## [Dataset records]

<<<<

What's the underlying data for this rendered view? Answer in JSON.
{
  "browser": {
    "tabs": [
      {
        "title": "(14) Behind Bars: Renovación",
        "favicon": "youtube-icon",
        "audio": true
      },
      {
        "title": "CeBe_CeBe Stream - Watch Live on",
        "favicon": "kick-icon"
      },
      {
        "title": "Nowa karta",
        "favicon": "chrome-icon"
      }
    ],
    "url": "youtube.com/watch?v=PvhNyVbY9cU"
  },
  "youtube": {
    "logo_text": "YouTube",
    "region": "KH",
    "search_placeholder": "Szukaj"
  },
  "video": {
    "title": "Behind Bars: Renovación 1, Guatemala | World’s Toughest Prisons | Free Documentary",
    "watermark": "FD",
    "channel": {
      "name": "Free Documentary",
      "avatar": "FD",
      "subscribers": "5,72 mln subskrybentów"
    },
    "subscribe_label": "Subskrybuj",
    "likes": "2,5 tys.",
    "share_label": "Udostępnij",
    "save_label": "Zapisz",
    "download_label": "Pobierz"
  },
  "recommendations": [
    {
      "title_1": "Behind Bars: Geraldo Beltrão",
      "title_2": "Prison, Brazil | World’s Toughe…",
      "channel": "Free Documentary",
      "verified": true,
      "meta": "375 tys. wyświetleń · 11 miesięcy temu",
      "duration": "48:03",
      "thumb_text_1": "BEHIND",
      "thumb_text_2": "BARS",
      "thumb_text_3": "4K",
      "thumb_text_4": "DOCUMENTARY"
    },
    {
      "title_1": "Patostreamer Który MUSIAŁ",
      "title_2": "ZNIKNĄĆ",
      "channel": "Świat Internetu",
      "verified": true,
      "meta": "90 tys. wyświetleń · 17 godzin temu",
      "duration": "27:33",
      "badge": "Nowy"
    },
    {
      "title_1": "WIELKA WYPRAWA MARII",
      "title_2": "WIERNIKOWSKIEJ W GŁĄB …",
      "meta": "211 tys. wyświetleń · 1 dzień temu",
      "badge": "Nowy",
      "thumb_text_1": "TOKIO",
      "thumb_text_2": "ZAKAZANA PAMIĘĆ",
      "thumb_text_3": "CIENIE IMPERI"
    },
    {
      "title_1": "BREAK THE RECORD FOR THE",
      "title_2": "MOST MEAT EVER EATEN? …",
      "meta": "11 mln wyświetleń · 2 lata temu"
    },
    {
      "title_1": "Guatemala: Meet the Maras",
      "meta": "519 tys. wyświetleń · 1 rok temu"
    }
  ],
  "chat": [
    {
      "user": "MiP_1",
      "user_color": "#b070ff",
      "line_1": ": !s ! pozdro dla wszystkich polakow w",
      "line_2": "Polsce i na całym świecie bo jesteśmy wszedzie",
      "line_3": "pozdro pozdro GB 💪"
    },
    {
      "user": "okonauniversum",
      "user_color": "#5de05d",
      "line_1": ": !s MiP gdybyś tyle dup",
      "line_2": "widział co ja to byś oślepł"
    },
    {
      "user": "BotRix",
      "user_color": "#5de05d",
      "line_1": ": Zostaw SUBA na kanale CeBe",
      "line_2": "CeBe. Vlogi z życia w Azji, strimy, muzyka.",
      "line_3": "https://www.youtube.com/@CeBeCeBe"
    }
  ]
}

>>>>

Going through the records above, state how many lines carry "temu", with no other text.

5